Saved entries
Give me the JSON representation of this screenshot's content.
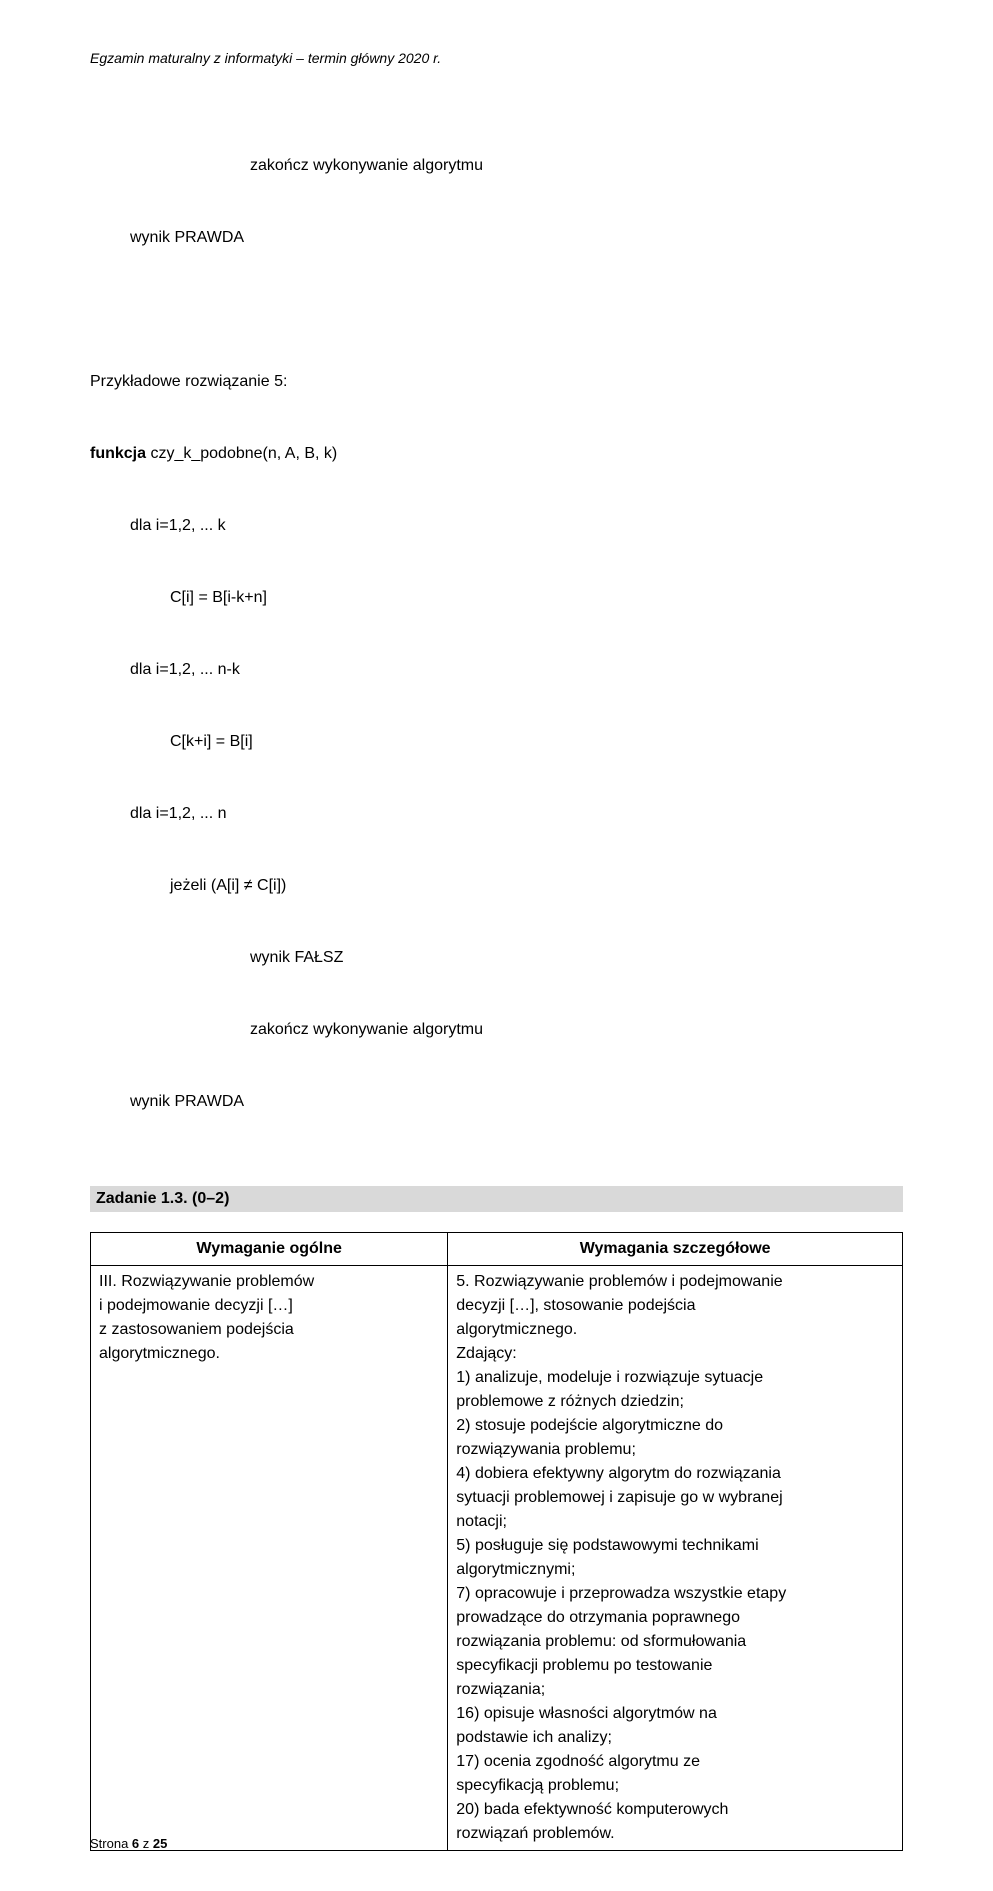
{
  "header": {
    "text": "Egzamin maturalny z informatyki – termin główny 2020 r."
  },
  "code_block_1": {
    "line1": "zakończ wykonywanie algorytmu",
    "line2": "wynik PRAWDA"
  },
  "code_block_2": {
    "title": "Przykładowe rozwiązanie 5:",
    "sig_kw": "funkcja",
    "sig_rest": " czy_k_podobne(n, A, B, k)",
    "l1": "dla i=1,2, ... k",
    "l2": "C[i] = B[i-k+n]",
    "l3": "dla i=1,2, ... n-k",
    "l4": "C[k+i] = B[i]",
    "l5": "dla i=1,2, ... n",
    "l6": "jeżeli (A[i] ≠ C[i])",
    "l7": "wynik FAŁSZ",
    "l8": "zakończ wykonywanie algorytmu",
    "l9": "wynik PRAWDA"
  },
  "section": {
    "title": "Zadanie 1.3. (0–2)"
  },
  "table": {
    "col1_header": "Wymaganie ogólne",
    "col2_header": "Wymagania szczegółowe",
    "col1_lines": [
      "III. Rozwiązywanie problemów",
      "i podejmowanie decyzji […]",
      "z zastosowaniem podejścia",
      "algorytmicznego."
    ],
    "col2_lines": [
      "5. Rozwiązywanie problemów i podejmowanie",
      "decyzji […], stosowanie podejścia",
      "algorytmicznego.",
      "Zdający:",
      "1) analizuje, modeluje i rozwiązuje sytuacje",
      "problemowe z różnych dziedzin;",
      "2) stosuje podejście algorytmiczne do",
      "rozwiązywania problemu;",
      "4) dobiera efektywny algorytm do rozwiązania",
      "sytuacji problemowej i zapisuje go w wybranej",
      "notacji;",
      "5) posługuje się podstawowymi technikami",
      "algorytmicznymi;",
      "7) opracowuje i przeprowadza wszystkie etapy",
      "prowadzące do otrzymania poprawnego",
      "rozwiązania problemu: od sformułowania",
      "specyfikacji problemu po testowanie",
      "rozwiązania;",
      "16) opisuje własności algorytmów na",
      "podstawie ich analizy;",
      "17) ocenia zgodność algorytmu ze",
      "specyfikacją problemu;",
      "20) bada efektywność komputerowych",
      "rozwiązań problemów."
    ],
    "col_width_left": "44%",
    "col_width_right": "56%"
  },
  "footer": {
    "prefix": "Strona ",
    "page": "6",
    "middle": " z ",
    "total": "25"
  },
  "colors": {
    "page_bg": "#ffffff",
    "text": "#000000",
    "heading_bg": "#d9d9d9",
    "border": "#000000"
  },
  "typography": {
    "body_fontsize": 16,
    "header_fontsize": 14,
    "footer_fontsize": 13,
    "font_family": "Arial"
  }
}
* * *
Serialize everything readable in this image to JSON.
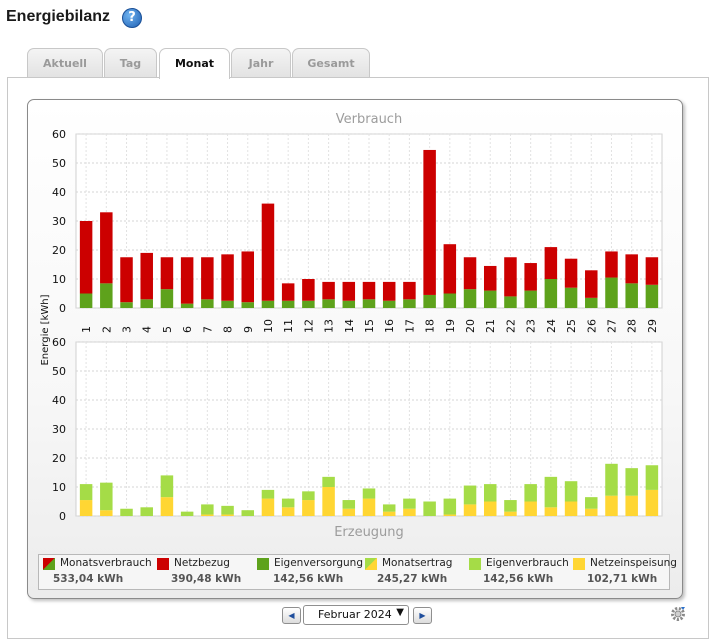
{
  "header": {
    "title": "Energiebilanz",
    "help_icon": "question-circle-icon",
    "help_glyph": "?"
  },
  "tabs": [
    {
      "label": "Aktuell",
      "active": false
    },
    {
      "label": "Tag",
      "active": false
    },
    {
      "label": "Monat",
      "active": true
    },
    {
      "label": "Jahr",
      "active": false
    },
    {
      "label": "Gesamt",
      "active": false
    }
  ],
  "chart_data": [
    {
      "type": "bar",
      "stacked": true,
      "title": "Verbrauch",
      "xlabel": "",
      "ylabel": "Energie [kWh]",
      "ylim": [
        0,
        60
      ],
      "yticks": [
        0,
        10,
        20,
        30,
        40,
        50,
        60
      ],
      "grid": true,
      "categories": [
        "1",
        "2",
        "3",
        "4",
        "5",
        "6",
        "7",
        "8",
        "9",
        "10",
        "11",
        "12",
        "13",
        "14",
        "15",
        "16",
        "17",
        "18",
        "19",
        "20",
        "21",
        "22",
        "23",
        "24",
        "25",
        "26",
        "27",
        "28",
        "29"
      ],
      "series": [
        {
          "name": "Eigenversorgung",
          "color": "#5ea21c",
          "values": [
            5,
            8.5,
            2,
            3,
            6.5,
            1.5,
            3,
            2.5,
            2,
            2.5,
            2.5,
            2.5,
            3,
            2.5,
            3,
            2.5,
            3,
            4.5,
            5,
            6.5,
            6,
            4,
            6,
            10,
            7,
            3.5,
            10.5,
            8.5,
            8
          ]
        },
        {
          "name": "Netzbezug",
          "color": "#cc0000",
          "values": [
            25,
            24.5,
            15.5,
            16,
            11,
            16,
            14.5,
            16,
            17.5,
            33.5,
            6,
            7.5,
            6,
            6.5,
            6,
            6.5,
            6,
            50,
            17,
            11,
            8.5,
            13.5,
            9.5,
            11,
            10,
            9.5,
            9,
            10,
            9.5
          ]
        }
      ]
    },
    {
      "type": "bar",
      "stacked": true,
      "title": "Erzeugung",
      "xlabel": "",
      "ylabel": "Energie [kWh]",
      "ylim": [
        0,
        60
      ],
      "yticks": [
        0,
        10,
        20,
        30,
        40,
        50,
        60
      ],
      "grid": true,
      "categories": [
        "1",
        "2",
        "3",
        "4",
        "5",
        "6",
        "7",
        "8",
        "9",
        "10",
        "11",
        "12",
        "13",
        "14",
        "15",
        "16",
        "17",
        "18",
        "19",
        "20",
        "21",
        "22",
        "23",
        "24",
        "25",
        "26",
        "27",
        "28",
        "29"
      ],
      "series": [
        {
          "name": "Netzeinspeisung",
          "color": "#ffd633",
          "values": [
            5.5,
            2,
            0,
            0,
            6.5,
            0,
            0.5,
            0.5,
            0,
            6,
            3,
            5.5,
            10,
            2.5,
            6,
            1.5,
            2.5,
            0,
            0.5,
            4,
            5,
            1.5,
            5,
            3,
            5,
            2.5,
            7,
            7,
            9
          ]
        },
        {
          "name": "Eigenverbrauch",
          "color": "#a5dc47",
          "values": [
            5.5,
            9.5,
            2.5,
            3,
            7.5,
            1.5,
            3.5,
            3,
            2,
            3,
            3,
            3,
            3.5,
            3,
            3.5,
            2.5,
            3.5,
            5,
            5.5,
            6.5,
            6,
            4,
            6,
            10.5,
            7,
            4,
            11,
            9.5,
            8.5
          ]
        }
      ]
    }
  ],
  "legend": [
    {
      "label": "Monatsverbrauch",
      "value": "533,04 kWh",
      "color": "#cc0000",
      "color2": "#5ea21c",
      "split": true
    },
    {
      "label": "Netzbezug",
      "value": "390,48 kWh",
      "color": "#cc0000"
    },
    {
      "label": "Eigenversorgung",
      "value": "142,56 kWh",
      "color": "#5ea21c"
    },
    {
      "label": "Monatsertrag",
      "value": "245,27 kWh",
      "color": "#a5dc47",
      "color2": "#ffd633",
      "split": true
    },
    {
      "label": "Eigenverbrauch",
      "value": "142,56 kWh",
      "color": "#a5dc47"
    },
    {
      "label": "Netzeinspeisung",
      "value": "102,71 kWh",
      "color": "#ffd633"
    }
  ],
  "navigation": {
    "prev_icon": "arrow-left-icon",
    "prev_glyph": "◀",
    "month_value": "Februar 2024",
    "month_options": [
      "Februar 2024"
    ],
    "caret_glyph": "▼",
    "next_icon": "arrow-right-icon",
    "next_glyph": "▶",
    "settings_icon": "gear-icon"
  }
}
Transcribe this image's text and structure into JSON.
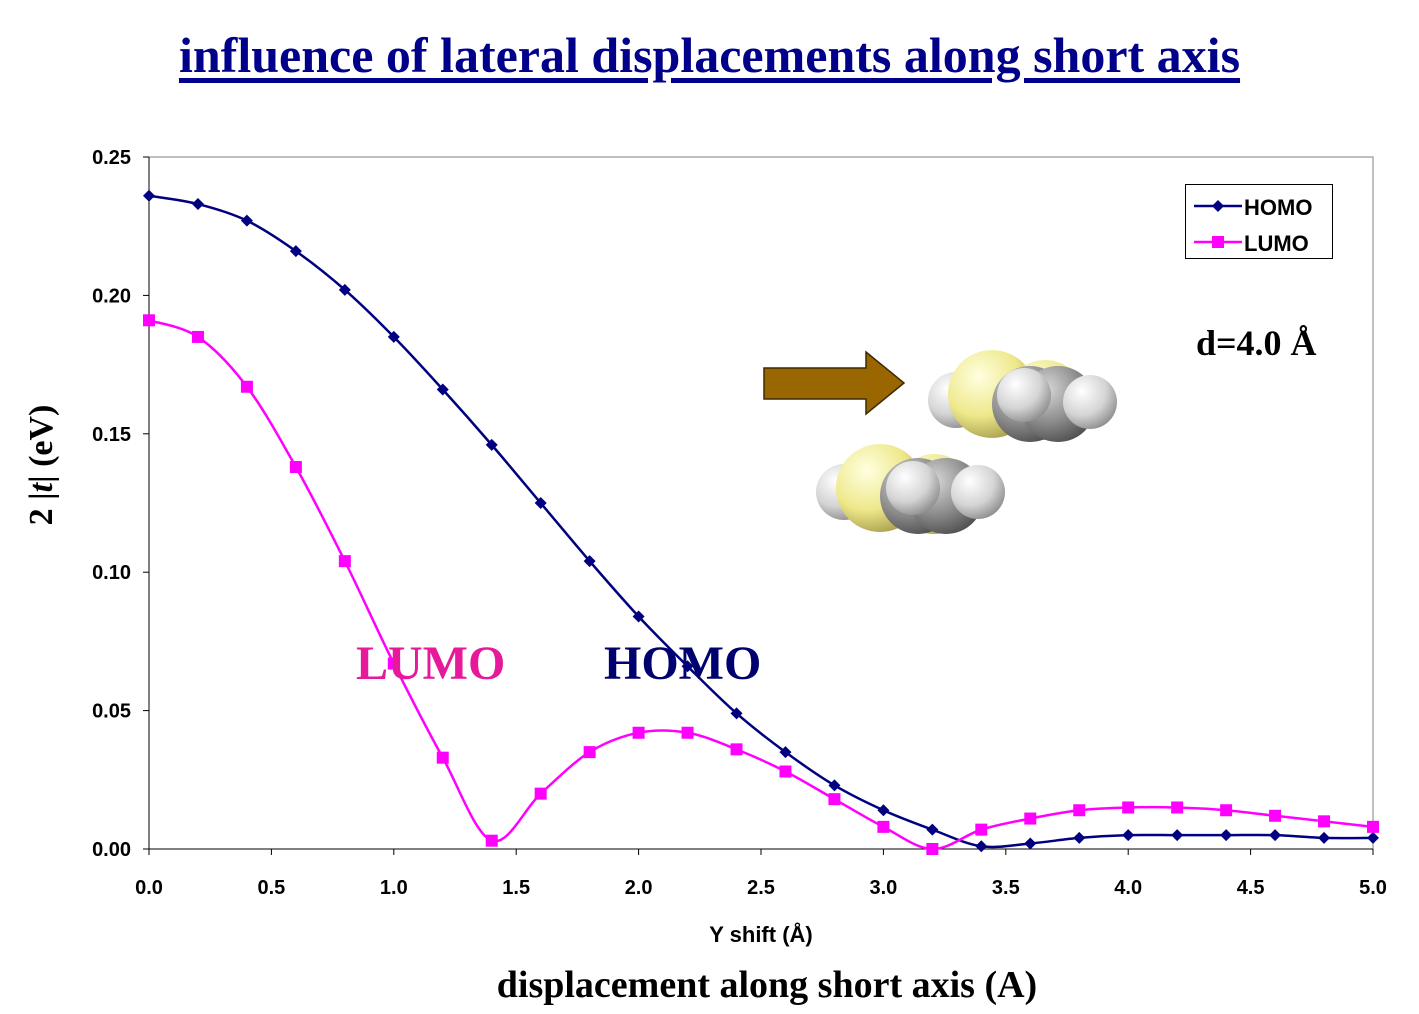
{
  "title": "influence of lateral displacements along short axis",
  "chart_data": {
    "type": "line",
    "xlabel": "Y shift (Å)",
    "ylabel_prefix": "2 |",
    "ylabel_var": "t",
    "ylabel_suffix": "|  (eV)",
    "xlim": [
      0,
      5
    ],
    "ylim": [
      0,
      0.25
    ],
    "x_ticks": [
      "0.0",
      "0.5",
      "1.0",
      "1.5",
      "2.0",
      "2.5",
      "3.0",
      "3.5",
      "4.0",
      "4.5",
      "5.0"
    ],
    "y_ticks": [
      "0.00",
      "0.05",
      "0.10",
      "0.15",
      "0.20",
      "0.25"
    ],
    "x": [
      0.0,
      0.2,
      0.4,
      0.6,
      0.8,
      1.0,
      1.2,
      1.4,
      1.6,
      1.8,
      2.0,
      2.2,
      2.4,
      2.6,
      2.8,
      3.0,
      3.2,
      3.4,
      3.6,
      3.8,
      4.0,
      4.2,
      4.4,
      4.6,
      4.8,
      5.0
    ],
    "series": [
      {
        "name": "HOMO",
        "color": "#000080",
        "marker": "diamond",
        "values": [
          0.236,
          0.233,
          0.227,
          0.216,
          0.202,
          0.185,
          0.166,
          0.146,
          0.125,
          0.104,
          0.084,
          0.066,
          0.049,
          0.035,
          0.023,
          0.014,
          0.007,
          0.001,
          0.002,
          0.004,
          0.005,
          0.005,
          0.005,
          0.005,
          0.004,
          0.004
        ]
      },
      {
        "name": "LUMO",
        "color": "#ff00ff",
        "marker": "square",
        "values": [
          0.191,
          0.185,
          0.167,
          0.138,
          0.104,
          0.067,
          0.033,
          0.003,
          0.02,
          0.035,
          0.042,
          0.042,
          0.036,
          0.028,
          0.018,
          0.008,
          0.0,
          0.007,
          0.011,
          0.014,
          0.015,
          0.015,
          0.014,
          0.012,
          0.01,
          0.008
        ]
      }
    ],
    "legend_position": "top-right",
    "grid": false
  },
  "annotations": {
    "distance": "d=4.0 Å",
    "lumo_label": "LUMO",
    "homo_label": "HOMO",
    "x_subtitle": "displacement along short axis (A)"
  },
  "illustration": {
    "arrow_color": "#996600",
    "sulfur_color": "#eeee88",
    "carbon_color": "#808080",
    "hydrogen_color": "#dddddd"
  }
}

**THE EXERCISE**
Looking at the data above, show all lines where the word "along" occurs.

**ANSWER TO THE EXERCISE**
  "title": "influence of lateral displacements along short axis",
    "x_subtitle": "displacement along short axis (A)"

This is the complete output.